Stored entries
════════════════════

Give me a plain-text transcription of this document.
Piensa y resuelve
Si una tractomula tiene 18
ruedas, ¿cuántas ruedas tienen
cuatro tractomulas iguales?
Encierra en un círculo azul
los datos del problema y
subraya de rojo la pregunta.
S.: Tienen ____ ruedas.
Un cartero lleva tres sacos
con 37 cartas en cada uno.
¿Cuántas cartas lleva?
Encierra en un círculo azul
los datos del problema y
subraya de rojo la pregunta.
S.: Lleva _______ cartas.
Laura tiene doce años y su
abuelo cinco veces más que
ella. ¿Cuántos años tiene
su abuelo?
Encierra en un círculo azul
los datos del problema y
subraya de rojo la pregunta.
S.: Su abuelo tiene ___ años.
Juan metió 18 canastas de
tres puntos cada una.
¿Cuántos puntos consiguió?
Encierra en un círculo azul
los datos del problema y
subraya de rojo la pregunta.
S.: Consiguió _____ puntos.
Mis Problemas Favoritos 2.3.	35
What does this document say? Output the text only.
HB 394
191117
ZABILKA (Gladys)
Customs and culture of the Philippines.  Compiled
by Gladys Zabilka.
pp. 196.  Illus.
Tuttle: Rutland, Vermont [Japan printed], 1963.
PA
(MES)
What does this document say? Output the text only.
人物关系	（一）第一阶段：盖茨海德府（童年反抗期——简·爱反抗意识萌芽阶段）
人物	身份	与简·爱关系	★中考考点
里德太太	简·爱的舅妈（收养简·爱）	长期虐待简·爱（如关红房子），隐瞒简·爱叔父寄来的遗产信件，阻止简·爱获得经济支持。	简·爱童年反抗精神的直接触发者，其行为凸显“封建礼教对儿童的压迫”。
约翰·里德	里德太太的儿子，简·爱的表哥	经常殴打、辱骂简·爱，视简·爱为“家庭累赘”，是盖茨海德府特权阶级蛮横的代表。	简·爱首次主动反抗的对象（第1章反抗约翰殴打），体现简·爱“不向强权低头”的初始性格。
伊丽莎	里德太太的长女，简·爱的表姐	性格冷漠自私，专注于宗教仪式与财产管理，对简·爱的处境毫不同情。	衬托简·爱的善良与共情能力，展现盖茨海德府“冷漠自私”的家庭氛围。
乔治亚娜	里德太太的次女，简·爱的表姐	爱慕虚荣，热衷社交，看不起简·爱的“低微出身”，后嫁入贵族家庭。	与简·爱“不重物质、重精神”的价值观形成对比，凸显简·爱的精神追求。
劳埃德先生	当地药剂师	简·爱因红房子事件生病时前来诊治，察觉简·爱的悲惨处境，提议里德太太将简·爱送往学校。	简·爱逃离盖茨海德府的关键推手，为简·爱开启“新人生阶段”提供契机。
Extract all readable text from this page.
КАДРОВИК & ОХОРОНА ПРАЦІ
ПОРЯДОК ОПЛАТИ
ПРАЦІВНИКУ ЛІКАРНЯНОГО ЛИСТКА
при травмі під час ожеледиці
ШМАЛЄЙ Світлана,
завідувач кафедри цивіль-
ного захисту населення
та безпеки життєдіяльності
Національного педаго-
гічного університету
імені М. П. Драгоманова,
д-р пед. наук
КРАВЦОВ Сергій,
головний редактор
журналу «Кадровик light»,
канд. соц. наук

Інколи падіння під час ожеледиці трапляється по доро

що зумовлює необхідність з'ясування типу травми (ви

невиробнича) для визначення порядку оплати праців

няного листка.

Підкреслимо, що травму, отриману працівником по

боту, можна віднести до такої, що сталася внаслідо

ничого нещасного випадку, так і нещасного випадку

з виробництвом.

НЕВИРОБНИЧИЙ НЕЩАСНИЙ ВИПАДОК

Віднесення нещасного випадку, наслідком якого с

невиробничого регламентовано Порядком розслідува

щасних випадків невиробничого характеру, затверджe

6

════════════════════

> **What to work on**
Set down the listing above in full, please, exactly as it appears.

> **Solution**
Give me a plain-text transcription of this document.
Piensa y resuelve
Si una tractomula tiene 18
ruedas, ¿cuántas ruedas tienen
cuatro tractomulas iguales?
Encierra en un círculo azul
los datos del problema y
subraya de rojo la pregunta.
S.: Tienen ____ ruedas.
Un cartero lleva tres sacos
con 37 cartas en cada uno.
¿Cuántas cartas lleva?
Encierra en un círculo azul
los datos del problema y
subraya de rojo la pregunta.
S.: Lleva _______ cartas.
Laura tiene doce años y su
abuelo cinco veces más que
ella. ¿Cuántos años tiene
su abuelo?
Encierra en un círculo azul
los datos del problema y
subraya de rojo la pregunta.
S.: Su abuelo tiene ___ años.
Juan metió 18 canastas de
tres puntos cada una.
¿Cuántos puntos consiguió?
Encierra en un círculo azul
los datos del problema y
subraya de rojo la pregunta.
S.: Consiguió _____ puntos.
Mis Problemas Favoritos 2.3.	35
What does this document say? Output the text only.
HB 394
191117
ZABILKA (Gladys)
Customs and culture of the Philippines.  Compiled
by Gladys Zabilka.
pp. 196.  Illus.
Tuttle: Rutland, Vermont [Japan printed], 1963.
PA
(MES)
What does this document say? Output the text only.
人物关系	（一）第一阶段：盖茨海德府（童年反抗期——简·爱反抗意识萌芽阶段）
人物	身份	与简·爱关系	★中考考点
里德太太	简·爱的舅妈（收养简·爱）	长期虐待简·爱（如关红房子），隐瞒简·爱叔父寄来的遗产信件，阻止简·爱获得经济支持。	简·爱童年反抗精神的直接触发者，其行为凸显“封建礼教对儿童的压迫”。
约翰·里德	里德太太的儿子，简·爱的表哥	经常殴打、辱骂简·爱，视简·爱为“家庭累赘”，是盖茨海德府特权阶级蛮横的代表。	简·爱首次主动反抗的对象（第1章反抗约翰殴打），体现简·爱“不向强权低头”的初始性格。
伊丽莎	里德太太的长女，简·爱的表姐	性格冷漠自私，专注于宗教仪式与财产管理，对简·爱的处境毫不同情。	衬托简·爱的善良与共情能力，展现盖茨海德府“冷漠自私”的家庭氛围。
乔治亚娜	里德太太的次女，简·爱的表姐	爱慕虚荣，热衷社交，看不起简·爱的“低微出身”，后嫁入贵族家庭。	与简·爱“不重物质、重精神”的价值观形成对比，凸显简·爱的精神追求。
劳埃德先生	当地药剂师	简·爱因红房子事件生病时前来诊治，察觉简·爱的悲惨处境，提议里德太太将简·爱送往学校。	简·爱逃离盖茨海德府的关键推手，为简·爱开启“新人生阶段”提供契机。
Extract all readable text from this page.
КАДРОВИК & ОХОРОНА ПРАЦІ
ПОРЯДОК ОПЛАТИ
ПРАЦІВНИКУ ЛІКАРНЯНОГО ЛИСТКА
при травмі під час ожеледиці
ШМАЛЄЙ Світлана,
завідувач кафедри цивіль-
ного захисту населення
та безпеки життєдіяльності
Національного педаго-
гічного університету
імені М. П. Драгоманова,
д-р пед. наук
КРАВЦОВ Сергій,
головний редактор
журналу «Кадровик light»,
канд. соц. наук

Інколи падіння під час ожеледиці трапляється по доро

що зумовлює необхідність з'ясування типу травми (ви

невиробнича) для визначення порядку оплати праців

няного листка.

Підкреслимо, що травму, отриману працівником по

боту, можна віднести до такої, що сталася внаслідо

ничого нещасного випадку, так і нещасного випадку

з виробництвом.

НЕВИРОБНИЧИЙ НЕЩАСНИЙ ВИПАДОК

Віднесення нещасного випадку, наслідком якого с

невиробничого регламентовано Порядком розслідува

щасних випадків невиробничого характеру, затверджe

6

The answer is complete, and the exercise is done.